Raw records
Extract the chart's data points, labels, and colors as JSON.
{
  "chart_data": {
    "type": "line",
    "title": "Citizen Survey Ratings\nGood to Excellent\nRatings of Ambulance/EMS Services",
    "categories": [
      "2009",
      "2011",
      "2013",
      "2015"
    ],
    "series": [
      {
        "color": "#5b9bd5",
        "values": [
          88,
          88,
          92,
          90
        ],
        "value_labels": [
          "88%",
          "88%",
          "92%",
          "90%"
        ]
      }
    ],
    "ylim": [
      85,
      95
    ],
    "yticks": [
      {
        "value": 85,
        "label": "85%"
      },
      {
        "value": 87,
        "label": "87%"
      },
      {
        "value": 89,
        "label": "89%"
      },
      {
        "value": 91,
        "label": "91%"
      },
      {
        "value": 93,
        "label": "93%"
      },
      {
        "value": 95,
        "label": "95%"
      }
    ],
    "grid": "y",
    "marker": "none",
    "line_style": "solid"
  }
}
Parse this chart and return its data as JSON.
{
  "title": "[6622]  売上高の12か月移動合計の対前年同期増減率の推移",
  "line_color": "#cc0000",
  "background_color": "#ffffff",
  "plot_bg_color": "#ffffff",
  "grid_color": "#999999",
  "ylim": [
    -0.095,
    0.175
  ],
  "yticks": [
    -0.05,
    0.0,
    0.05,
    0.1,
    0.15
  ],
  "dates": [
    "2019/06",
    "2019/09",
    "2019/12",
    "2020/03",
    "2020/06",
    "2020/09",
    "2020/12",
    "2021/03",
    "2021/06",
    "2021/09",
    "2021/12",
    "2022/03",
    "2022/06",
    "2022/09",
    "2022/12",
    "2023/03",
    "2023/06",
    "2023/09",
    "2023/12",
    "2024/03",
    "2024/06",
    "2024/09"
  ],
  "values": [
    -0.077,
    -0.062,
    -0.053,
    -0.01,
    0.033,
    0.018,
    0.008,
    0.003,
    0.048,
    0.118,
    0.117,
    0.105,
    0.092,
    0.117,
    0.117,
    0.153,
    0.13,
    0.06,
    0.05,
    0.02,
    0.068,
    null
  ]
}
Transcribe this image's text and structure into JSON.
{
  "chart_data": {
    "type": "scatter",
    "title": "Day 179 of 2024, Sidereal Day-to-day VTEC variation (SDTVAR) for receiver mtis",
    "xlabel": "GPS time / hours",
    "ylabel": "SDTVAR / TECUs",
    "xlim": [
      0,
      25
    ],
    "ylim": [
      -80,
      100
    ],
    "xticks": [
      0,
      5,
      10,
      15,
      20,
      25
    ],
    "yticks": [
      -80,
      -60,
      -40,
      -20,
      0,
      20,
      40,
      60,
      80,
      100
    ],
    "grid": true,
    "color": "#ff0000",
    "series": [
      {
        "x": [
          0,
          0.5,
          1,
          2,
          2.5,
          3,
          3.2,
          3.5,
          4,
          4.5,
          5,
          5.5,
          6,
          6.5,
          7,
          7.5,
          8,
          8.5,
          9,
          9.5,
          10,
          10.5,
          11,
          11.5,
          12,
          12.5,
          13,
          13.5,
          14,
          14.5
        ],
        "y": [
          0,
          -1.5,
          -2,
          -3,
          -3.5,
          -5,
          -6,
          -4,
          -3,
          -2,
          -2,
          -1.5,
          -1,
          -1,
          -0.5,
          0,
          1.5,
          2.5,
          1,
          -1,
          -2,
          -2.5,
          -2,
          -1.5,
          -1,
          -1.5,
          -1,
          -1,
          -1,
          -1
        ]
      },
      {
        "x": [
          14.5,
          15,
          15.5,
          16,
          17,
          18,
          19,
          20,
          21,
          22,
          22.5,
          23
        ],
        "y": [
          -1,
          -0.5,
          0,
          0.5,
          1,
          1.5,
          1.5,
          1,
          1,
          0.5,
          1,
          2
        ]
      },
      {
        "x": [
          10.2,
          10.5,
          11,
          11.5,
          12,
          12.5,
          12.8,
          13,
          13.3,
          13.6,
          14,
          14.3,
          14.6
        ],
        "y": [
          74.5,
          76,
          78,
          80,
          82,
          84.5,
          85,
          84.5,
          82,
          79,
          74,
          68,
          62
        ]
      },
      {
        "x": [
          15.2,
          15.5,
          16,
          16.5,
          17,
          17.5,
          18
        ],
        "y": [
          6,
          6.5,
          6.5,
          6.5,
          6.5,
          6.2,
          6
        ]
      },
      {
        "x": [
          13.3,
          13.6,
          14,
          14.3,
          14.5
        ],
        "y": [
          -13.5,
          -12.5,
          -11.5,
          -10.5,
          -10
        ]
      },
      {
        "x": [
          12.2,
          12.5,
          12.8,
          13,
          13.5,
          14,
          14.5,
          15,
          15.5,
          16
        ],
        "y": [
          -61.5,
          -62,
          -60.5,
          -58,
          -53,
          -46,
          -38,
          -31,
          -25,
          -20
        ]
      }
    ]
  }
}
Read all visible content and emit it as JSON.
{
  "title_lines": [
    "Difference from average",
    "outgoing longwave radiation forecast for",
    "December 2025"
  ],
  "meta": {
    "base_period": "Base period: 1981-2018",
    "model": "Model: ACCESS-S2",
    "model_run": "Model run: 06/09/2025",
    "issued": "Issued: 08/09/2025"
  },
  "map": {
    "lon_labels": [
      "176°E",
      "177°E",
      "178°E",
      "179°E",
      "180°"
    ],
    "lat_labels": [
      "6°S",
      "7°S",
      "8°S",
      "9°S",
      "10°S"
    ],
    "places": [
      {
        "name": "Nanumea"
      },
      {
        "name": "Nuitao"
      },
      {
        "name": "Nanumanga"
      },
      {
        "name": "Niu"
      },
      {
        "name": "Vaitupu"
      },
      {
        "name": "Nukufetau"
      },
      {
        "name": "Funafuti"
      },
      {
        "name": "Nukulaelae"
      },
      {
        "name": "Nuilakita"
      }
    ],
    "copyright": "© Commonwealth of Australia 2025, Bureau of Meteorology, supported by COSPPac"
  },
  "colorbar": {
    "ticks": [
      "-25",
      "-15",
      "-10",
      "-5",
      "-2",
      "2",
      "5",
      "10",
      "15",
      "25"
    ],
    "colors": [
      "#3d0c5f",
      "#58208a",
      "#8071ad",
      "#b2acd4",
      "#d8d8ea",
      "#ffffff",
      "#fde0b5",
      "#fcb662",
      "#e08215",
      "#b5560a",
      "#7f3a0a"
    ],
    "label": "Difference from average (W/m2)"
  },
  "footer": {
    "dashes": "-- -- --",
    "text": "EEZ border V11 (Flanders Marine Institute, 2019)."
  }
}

- [Goal of the exercise]
All records above must be set down exactly, please.

- [Worked answer]
Extract the chart's data points, labels, and colors as JSON.
{
  "chart_data": {
    "type": "line",
    "title": "Citizen Survey Ratings\nGood to Excellent\nRatings of Ambulance/EMS Services",
    "categories": [
      "2009",
      "2011",
      "2013",
      "2015"
    ],
    "series": [
      {
        "color": "#5b9bd5",
        "values": [
          88,
          88,
          92,
          90
        ],
        "value_labels": [
          "88%",
          "88%",
          "92%",
          "90%"
        ]
      }
    ],
    "ylim": [
      85,
      95
    ],
    "yticks": [
      {
        "value": 85,
        "label": "85%"
      },
      {
        "value": 87,
        "label": "87%"
      },
      {
        "value": 89,
        "label": "89%"
      },
      {
        "value": 91,
        "label": "91%"
      },
      {
        "value": 93,
        "label": "93%"
      },
      {
        "value": 95,
        "label": "95%"
      }
    ],
    "grid": "y",
    "marker": "none",
    "line_style": "solid"
  }
}
Parse this chart and return its data as JSON.
{
  "title": "[6622]  売上高の12か月移動合計の対前年同期増減率の推移",
  "line_color": "#cc0000",
  "background_color": "#ffffff",
  "plot_bg_color": "#ffffff",
  "grid_color": "#999999",
  "ylim": [
    -0.095,
    0.175
  ],
  "yticks": [
    -0.05,
    0.0,
    0.05,
    0.1,
    0.15
  ],
  "dates": [
    "2019/06",
    "2019/09",
    "2019/12",
    "2020/03",
    "2020/06",
    "2020/09",
    "2020/12",
    "2021/03",
    "2021/06",
    "2021/09",
    "2021/12",
    "2022/03",
    "2022/06",
    "2022/09",
    "2022/12",
    "2023/03",
    "2023/06",
    "2023/09",
    "2023/12",
    "2024/03",
    "2024/06",
    "2024/09"
  ],
  "values": [
    -0.077,
    -0.062,
    -0.053,
    -0.01,
    0.033,
    0.018,
    0.008,
    0.003,
    0.048,
    0.118,
    0.117,
    0.105,
    0.092,
    0.117,
    0.117,
    0.153,
    0.13,
    0.06,
    0.05,
    0.02,
    0.068,
    null
  ]
}
Transcribe this image's text and structure into JSON.
{
  "chart_data": {
    "type": "scatter",
    "title": "Day 179 of 2024, Sidereal Day-to-day VTEC variation (SDTVAR) for receiver mtis",
    "xlabel": "GPS time / hours",
    "ylabel": "SDTVAR / TECUs",
    "xlim": [
      0,
      25
    ],
    "ylim": [
      -80,
      100
    ],
    "xticks": [
      0,
      5,
      10,
      15,
      20,
      25
    ],
    "yticks": [
      -80,
      -60,
      -40,
      -20,
      0,
      20,
      40,
      60,
      80,
      100
    ],
    "grid": true,
    "color": "#ff0000",
    "series": [
      {
        "x": [
          0,
          0.5,
          1,
          2,
          2.5,
          3,
          3.2,
          3.5,
          4,
          4.5,
          5,
          5.5,
          6,
          6.5,
          7,
          7.5,
          8,
          8.5,
          9,
          9.5,
          10,
          10.5,
          11,
          11.5,
          12,
          12.5,
          13,
          13.5,
          14,
          14.5
        ],
        "y": [
          0,
          -1.5,
          -2,
          -3,
          -3.5,
          -5,
          -6,
          -4,
          -3,
          -2,
          -2,
          -1.5,
          -1,
          -1,
          -0.5,
          0,
          1.5,
          2.5,
          1,
          -1,
          -2,
          -2.5,
          -2,
          -1.5,
          -1,
          -1.5,
          -1,
          -1,
          -1,
          -1
        ]
      },
      {
        "x": [
          14.5,
          15,
          15.5,
          16,
          17,
          18,
          19,
          20,
          21,
          22,
          22.5,
          23
        ],
        "y": [
          -1,
          -0.5,
          0,
          0.5,
          1,
          1.5,
          1.5,
          1,
          1,
          0.5,
          1,
          2
        ]
      },
      {
        "x": [
          10.2,
          10.5,
          11,
          11.5,
          12,
          12.5,
          12.8,
          13,
          13.3,
          13.6,
          14,
          14.3,
          14.6
        ],
        "y": [
          74.5,
          76,
          78,
          80,
          82,
          84.5,
          85,
          84.5,
          82,
          79,
          74,
          68,
          62
        ]
      },
      {
        "x": [
          15.2,
          15.5,
          16,
          16.5,
          17,
          17.5,
          18
        ],
        "y": [
          6,
          6.5,
          6.5,
          6.5,
          6.5,
          6.2,
          6
        ]
      },
      {
        "x": [
          13.3,
          13.6,
          14,
          14.3,
          14.5
        ],
        "y": [
          -13.5,
          -12.5,
          -11.5,
          -10.5,
          -10
        ]
      },
      {
        "x": [
          12.2,
          12.5,
          12.8,
          13,
          13.5,
          14,
          14.5,
          15,
          15.5,
          16
        ],
        "y": [
          -61.5,
          -62,
          -60.5,
          -58,
          -53,
          -46,
          -38,
          -31,
          -25,
          -20
        ]
      }
    ]
  }
}
Read all visible content and emit it as JSON.
{
  "title_lines": [
    "Difference from average",
    "outgoing longwave radiation forecast for",
    "December 2025"
  ],
  "meta": {
    "base_period": "Base period: 1981-2018",
    "model": "Model: ACCESS-S2",
    "model_run": "Model run: 06/09/2025",
    "issued": "Issued: 08/09/2025"
  },
  "map": {
    "lon_labels": [
      "176°E",
      "177°E",
      "178°E",
      "179°E",
      "180°"
    ],
    "lat_labels": [
      "6°S",
      "7°S",
      "8°S",
      "9°S",
      "10°S"
    ],
    "places": [
      {
        "name": "Nanumea"
      },
      {
        "name": "Nuitao"
      },
      {
        "name": "Nanumanga"
      },
      {
        "name": "Niu"
      },
      {
        "name": "Vaitupu"
      },
      {
        "name": "Nukufetau"
      },
      {
        "name": "Funafuti"
      },
      {
        "name": "Nukulaelae"
      },
      {
        "name": "Nuilakita"
      }
    ],
    "copyright": "© Commonwealth of Australia 2025, Bureau of Meteorology, supported by COSPPac"
  },
  "colorbar": {
    "ticks": [
      "-25",
      "-15",
      "-10",
      "-5",
      "-2",
      "2",
      "5",
      "10",
      "15",
      "25"
    ],
    "colors": [
      "#3d0c5f",
      "#58208a",
      "#8071ad",
      "#b2acd4",
      "#d8d8ea",
      "#ffffff",
      "#fde0b5",
      "#fcb662",
      "#e08215",
      "#b5560a",
      "#7f3a0a"
    ],
    "label": "Difference from average (W/m2)"
  },
  "footer": {
    "dashes": "-- -- --",
    "text": "EEZ border V11 (Flanders Marine Institute, 2019)."
  }
}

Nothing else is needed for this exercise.